Given problem
Return the entries below in their exact form, leaving the pictures out.

Supplied material
###
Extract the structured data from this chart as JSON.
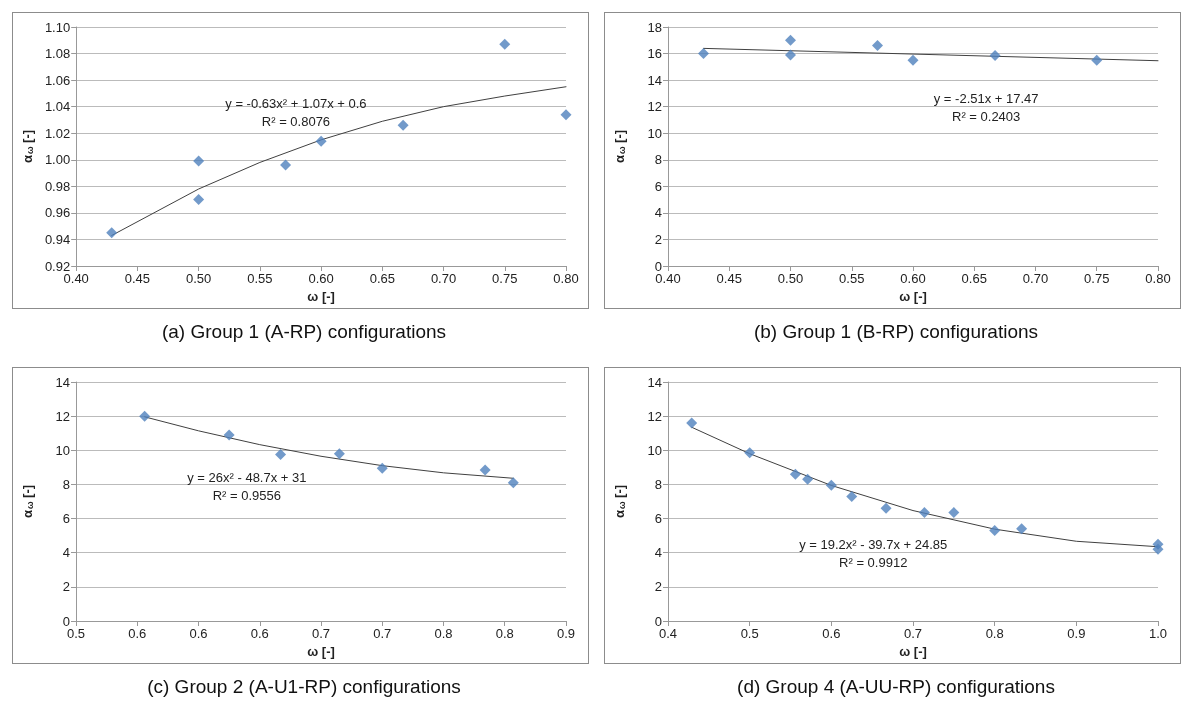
{
  "chart_data": [
    {
      "type": "scatter",
      "title": "(a) Group 1 (A-RP) configurations",
      "xlabel": "ω [-]",
      "ylabel": "α$_{ω}$ [-]",
      "marker": "diamond",
      "grid": "y",
      "xlim": [
        0.4,
        0.8
      ],
      "xticks": [
        {
          "value": 0.4,
          "label": "0.40"
        },
        0.45,
        {
          "value": 0.5,
          "label": "0.50"
        },
        0.55,
        {
          "value": 0.6,
          "label": "0.60"
        },
        0.65,
        {
          "value": 0.7,
          "label": "0.70"
        },
        0.75,
        {
          "value": 0.8,
          "label": "0.80"
        }
      ],
      "ylim": [
        0.92,
        1.1
      ],
      "yticks": [
        0.92,
        0.94,
        0.96,
        0.98,
        {
          "value": 1.0,
          "label": "1.00"
        },
        1.02,
        1.04,
        1.06,
        1.08,
        {
          "value": 1.1,
          "label": "1.10"
        }
      ],
      "series": [
        {
          "type": "scatter",
          "color": "#4f81bd",
          "x": [
            0.429,
            0.5,
            0.5,
            0.571,
            0.6,
            0.667,
            0.75,
            0.8
          ],
          "values": [
            0.945,
            0.999,
            0.97,
            0.996,
            1.014,
            1.026,
            1.087,
            1.034
          ]
        },
        {
          "type": "line",
          "color": "#404040",
          "marker": "none",
          "x": [
            0.429,
            0.5,
            0.55,
            0.6,
            0.65,
            0.7,
            0.75,
            0.8
          ],
          "values": [
            0.943,
            0.978,
            0.998,
            1.015,
            1.029,
            1.04,
            1.048,
            1.055
          ]
        }
      ],
      "annotations": [
        "y = -0.63x² + 1.07x + 0.6",
        "R² = 0.8076"
      ]
    },
    {
      "type": "scatter",
      "title": "(b) Group 1 (B-RP) configurations",
      "xlabel": "ω [-]",
      "ylabel": "α$_{ω}$ [-]",
      "marker": "diamond",
      "grid": "y",
      "xlim": [
        0.4,
        0.8
      ],
      "xticks": [
        {
          "value": 0.4,
          "label": "0.40"
        },
        0.45,
        {
          "value": 0.5,
          "label": "0.50"
        },
        0.55,
        {
          "value": 0.6,
          "label": "0.60"
        },
        0.65,
        {
          "value": 0.7,
          "label": "0.70"
        },
        0.75,
        {
          "value": 0.8,
          "label": "0.80"
        }
      ],
      "ylim": [
        0,
        18
      ],
      "yticks": [
        0,
        2,
        4,
        6,
        8,
        10,
        12,
        14,
        16,
        18
      ],
      "series": [
        {
          "type": "scatter",
          "color": "#4f81bd",
          "x": [
            0.429,
            0.5,
            0.5,
            0.571,
            0.6,
            0.667,
            0.75
          ],
          "values": [
            16.0,
            17.0,
            15.9,
            16.6,
            15.5,
            15.85,
            15.5
          ]
        },
        {
          "type": "line",
          "color": "#404040",
          "marker": "none",
          "x": [
            0.429,
            0.8
          ],
          "values": [
            16.39,
            15.46
          ]
        }
      ],
      "annotations": [
        "y = -2.51x + 17.47",
        "R² = 0.2403"
      ]
    },
    {
      "type": "scatter",
      "title": "(c) Group 2 (A-U1-RP) configurations",
      "xlabel": "ω [-]",
      "ylabel": "α$_{ω}$ [-]",
      "marker": "diamond",
      "grid": "y",
      "xlim": [
        0.5,
        0.9
      ],
      "xticks": [
        0.5,
        {
          "value": 0.55,
          "label": "0.6"
        },
        0.6,
        {
          "value": 0.65,
          "label": "0.6"
        },
        0.7,
        {
          "value": 0.75,
          "label": "0.7"
        },
        0.8,
        {
          "value": 0.85,
          "label": "0.8"
        },
        0.9
      ],
      "ylim": [
        0,
        14
      ],
      "yticks": [
        0,
        2,
        4,
        6,
        8,
        10,
        12,
        14
      ],
      "series": [
        {
          "type": "scatter",
          "color": "#4f81bd",
          "x": [
            0.556,
            0.625,
            0.667,
            0.715,
            0.75,
            0.834,
            0.857
          ],
          "values": [
            12.0,
            10.9,
            9.75,
            9.8,
            8.95,
            8.85,
            8.1
          ]
        },
        {
          "type": "line",
          "color": "#404040",
          "marker": "none",
          "x": [
            0.556,
            0.6,
            0.65,
            0.7,
            0.75,
            0.8,
            0.857
          ],
          "values": [
            11.96,
            11.14,
            10.33,
            9.65,
            9.1,
            8.68,
            8.36
          ]
        }
      ],
      "annotations": [
        "y = 26x² - 48.7x + 31",
        "R² = 0.9556"
      ]
    },
    {
      "type": "scatter",
      "title": "(d) Group 4 (A-UU-RP) configurations",
      "xlabel": "ω [-]",
      "ylabel": "α$_{ω}$ [-]",
      "marker": "diamond",
      "grid": "y",
      "xlim": [
        0.4,
        1.0
      ],
      "xticks": [
        0.4,
        0.5,
        0.6,
        0.7,
        0.8,
        0.9,
        {
          "value": 1.0,
          "label": "1.0"
        }
      ],
      "ylim": [
        0,
        14
      ],
      "yticks": [
        0,
        2,
        4,
        6,
        8,
        10,
        12,
        14
      ],
      "series": [
        {
          "type": "scatter",
          "color": "#4f81bd",
          "x": [
            0.429,
            0.5,
            0.556,
            0.571,
            0.6,
            0.625,
            0.667,
            0.714,
            0.75,
            0.8,
            0.833,
            1.0,
            1.0
          ],
          "values": [
            11.6,
            9.85,
            8.6,
            8.3,
            7.95,
            7.3,
            6.6,
            6.35,
            6.35,
            5.3,
            5.4,
            4.5,
            4.2
          ]
        },
        {
          "type": "line",
          "color": "#404040",
          "marker": "none",
          "x": [
            0.429,
            0.5,
            0.6,
            0.7,
            0.8,
            0.9,
            1.0
          ],
          "values": [
            11.35,
            9.8,
            7.94,
            6.47,
            5.38,
            4.67,
            4.35
          ]
        }
      ],
      "annotations": [
        "y = 19.2x² - 39.7x + 24.85",
        "R² = 0.9912"
      ]
    }
  ]
}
###
Task solution
Extract the structured data from this chart as JSON.
{
  "chart_data": [
    {
      "type": "scatter",
      "title": "(a) Group 1 (A-RP) configurations",
      "xlabel": "ω [-]",
      "ylabel": "α$_{ω}$ [-]",
      "marker": "diamond",
      "grid": "y",
      "xlim": [
        0.4,
        0.8
      ],
      "xticks": [
        {
          "value": 0.4,
          "label": "0.40"
        },
        0.45,
        {
          "value": 0.5,
          "label": "0.50"
        },
        0.55,
        {
          "value": 0.6,
          "label": "0.60"
        },
        0.65,
        {
          "value": 0.7,
          "label": "0.70"
        },
        0.75,
        {
          "value": 0.8,
          "label": "0.80"
        }
      ],
      "ylim": [
        0.92,
        1.1
      ],
      "yticks": [
        0.92,
        0.94,
        0.96,
        0.98,
        {
          "value": 1.0,
          "label": "1.00"
        },
        1.02,
        1.04,
        1.06,
        1.08,
        {
          "value": 1.1,
          "label": "1.10"
        }
      ],
      "series": [
        {
          "type": "scatter",
          "color": "#4f81bd",
          "x": [
            0.429,
            0.5,
            0.5,
            0.571,
            0.6,
            0.667,
            0.75,
            0.8
          ],
          "values": [
            0.945,
            0.999,
            0.97,
            0.996,
            1.014,
            1.026,
            1.087,
            1.034
          ]
        },
        {
          "type": "line",
          "color": "#404040",
          "marker": "none",
          "x": [
            0.429,
            0.5,
            0.55,
            0.6,
            0.65,
            0.7,
            0.75,
            0.8
          ],
          "values": [
            0.943,
            0.978,
            0.998,
            1.015,
            1.029,
            1.04,
            1.048,
            1.055
          ]
        }
      ],
      "annotations": [
        "y = -0.63x² + 1.07x + 0.6",
        "R² = 0.8076"
      ]
    },
    {
      "type": "scatter",
      "title": "(b) Group 1 (B-RP) configurations",
      "xlabel": "ω [-]",
      "ylabel": "α$_{ω}$ [-]",
      "marker": "diamond",
      "grid": "y",
      "xlim": [
        0.4,
        0.8
      ],
      "xticks": [
        {
          "value": 0.4,
          "label": "0.40"
        },
        0.45,
        {
          "value": 0.5,
          "label": "0.50"
        },
        0.55,
        {
          "value": 0.6,
          "label": "0.60"
        },
        0.65,
        {
          "value": 0.7,
          "label": "0.70"
        },
        0.75,
        {
          "value": 0.8,
          "label": "0.80"
        }
      ],
      "ylim": [
        0,
        18
      ],
      "yticks": [
        0,
        2,
        4,
        6,
        8,
        10,
        12,
        14,
        16,
        18
      ],
      "series": [
        {
          "type": "scatter",
          "color": "#4f81bd",
          "x": [
            0.429,
            0.5,
            0.5,
            0.571,
            0.6,
            0.667,
            0.75
          ],
          "values": [
            16.0,
            17.0,
            15.9,
            16.6,
            15.5,
            15.85,
            15.5
          ]
        },
        {
          "type": "line",
          "color": "#404040",
          "marker": "none",
          "x": [
            0.429,
            0.8
          ],
          "values": [
            16.39,
            15.46
          ]
        }
      ],
      "annotations": [
        "y = -2.51x + 17.47",
        "R² = 0.2403"
      ]
    },
    {
      "type": "scatter",
      "title": "(c) Group 2 (A-U1-RP) configurations",
      "xlabel": "ω [-]",
      "ylabel": "α$_{ω}$ [-]",
      "marker": "diamond",
      "grid": "y",
      "xlim": [
        0.5,
        0.9
      ],
      "xticks": [
        0.5,
        {
          "value": 0.55,
          "label": "0.6"
        },
        0.6,
        {
          "value": 0.65,
          "label": "0.6"
        },
        0.7,
        {
          "value": 0.75,
          "label": "0.7"
        },
        0.8,
        {
          "value": 0.85,
          "label": "0.8"
        },
        0.9
      ],
      "ylim": [
        0,
        14
      ],
      "yticks": [
        0,
        2,
        4,
        6,
        8,
        10,
        12,
        14
      ],
      "series": [
        {
          "type": "scatter",
          "color": "#4f81bd",
          "x": [
            0.556,
            0.625,
            0.667,
            0.715,
            0.75,
            0.834,
            0.857
          ],
          "values": [
            12.0,
            10.9,
            9.75,
            9.8,
            8.95,
            8.85,
            8.1
          ]
        },
        {
          "type": "line",
          "color": "#404040",
          "marker": "none",
          "x": [
            0.556,
            0.6,
            0.65,
            0.7,
            0.75,
            0.8,
            0.857
          ],
          "values": [
            11.96,
            11.14,
            10.33,
            9.65,
            9.1,
            8.68,
            8.36
          ]
        }
      ],
      "annotations": [
        "y = 26x² - 48.7x + 31",
        "R² = 0.9556"
      ]
    },
    {
      "type": "scatter",
      "title": "(d) Group 4 (A-UU-RP) configurations",
      "xlabel": "ω [-]",
      "ylabel": "α$_{ω}$ [-]",
      "marker": "diamond",
      "grid": "y",
      "xlim": [
        0.4,
        1.0
      ],
      "xticks": [
        0.4,
        0.5,
        0.6,
        0.7,
        0.8,
        0.9,
        {
          "value": 1.0,
          "label": "1.0"
        }
      ],
      "ylim": [
        0,
        14
      ],
      "yticks": [
        0,
        2,
        4,
        6,
        8,
        10,
        12,
        14
      ],
      "series": [
        {
          "type": "scatter",
          "color": "#4f81bd",
          "x": [
            0.429,
            0.5,
            0.556,
            0.571,
            0.6,
            0.625,
            0.667,
            0.714,
            0.75,
            0.8,
            0.833,
            1.0,
            1.0
          ],
          "values": [
            11.6,
            9.85,
            8.6,
            8.3,
            7.95,
            7.3,
            6.6,
            6.35,
            6.35,
            5.3,
            5.4,
            4.5,
            4.2
          ]
        },
        {
          "type": "line",
          "color": "#404040",
          "marker": "none",
          "x": [
            0.429,
            0.5,
            0.6,
            0.7,
            0.8,
            0.9,
            1.0
          ],
          "values": [
            11.35,
            9.8,
            7.94,
            6.47,
            5.38,
            4.67,
            4.35
          ]
        }
      ],
      "annotations": [
        "y = 19.2x² - 39.7x + 24.85",
        "R² = 0.9912"
      ]
    }
  ]
}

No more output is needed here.